[start]
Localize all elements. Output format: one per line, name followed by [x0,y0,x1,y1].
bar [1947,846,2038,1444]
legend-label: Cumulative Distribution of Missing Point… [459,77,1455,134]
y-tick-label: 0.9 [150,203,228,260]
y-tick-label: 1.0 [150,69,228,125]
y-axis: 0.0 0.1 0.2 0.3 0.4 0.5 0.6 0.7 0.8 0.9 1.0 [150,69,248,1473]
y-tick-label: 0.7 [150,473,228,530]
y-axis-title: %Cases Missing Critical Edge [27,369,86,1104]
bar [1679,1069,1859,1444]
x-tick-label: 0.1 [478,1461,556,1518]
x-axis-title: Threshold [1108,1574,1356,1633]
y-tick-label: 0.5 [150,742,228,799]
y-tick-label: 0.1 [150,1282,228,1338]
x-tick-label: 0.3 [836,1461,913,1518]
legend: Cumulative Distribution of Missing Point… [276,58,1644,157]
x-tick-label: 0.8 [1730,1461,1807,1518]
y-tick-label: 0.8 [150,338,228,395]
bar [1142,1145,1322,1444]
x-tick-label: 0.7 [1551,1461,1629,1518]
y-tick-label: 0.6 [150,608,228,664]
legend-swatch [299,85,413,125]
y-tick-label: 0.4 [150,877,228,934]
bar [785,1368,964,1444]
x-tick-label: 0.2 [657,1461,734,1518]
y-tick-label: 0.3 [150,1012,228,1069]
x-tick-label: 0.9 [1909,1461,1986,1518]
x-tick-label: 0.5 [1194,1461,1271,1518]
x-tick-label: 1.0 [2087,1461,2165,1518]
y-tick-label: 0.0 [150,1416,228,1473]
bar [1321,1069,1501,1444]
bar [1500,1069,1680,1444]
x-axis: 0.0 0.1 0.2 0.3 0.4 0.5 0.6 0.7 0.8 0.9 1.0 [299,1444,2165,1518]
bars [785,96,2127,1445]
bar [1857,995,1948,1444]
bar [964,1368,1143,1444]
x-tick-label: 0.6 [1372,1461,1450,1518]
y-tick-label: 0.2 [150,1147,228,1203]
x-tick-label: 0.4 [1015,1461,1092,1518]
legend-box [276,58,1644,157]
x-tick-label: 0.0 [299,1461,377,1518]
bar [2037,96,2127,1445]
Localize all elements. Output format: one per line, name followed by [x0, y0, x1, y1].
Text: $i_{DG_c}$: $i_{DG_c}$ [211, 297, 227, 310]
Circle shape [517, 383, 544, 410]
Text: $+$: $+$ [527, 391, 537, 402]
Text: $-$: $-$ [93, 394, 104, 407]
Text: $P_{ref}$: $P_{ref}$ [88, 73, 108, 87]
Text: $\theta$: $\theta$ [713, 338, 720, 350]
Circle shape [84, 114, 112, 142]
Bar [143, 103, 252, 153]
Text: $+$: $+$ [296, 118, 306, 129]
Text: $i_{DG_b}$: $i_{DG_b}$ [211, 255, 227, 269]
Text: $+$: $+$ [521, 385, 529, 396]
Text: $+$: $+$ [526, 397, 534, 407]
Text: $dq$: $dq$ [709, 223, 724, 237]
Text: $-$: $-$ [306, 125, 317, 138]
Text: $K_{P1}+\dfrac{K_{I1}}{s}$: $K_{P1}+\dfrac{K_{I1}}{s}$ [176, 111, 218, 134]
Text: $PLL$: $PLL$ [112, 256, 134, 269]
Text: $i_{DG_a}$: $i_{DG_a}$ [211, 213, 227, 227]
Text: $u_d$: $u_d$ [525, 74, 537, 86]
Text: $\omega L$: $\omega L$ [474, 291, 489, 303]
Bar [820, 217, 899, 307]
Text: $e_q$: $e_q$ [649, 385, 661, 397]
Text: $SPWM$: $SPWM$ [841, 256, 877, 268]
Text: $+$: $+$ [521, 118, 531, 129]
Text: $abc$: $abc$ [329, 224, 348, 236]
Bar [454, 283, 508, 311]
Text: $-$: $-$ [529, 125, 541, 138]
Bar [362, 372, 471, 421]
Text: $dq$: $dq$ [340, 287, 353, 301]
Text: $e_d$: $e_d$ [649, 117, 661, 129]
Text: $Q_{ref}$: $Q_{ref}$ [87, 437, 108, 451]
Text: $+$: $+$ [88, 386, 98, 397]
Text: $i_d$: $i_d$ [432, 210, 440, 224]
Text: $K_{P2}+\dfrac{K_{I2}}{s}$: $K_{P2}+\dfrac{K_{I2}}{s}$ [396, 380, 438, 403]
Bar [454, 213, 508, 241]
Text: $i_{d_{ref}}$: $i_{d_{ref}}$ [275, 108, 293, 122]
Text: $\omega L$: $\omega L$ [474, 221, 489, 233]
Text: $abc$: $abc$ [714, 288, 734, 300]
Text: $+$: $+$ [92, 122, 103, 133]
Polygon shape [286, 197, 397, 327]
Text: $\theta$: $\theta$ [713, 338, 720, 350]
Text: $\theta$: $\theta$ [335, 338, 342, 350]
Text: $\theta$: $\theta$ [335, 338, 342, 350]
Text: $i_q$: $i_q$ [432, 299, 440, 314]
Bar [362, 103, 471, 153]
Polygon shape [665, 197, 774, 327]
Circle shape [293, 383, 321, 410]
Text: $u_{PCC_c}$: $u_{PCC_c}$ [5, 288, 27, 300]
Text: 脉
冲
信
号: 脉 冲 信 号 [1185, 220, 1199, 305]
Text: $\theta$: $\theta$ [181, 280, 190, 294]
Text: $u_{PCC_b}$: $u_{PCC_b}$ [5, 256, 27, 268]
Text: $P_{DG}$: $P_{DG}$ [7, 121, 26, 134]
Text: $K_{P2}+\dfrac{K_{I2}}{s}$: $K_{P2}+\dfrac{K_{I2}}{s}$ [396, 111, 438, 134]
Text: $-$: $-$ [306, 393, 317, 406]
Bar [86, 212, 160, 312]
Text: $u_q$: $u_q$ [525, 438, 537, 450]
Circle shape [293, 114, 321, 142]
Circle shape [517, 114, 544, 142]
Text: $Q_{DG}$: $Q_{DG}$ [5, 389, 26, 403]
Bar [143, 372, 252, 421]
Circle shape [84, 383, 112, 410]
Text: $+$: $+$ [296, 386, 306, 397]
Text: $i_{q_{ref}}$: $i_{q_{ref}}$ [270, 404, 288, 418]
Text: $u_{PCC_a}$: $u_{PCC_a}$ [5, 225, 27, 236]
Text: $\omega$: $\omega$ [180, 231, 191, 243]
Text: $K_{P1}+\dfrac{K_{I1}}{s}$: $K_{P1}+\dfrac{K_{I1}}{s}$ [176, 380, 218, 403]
[end]
● Aim: Count the lines in the records above that contain the string "omega", treating uppercase and lowercase as different. Reply with the number alone.

● Reply to the task: 3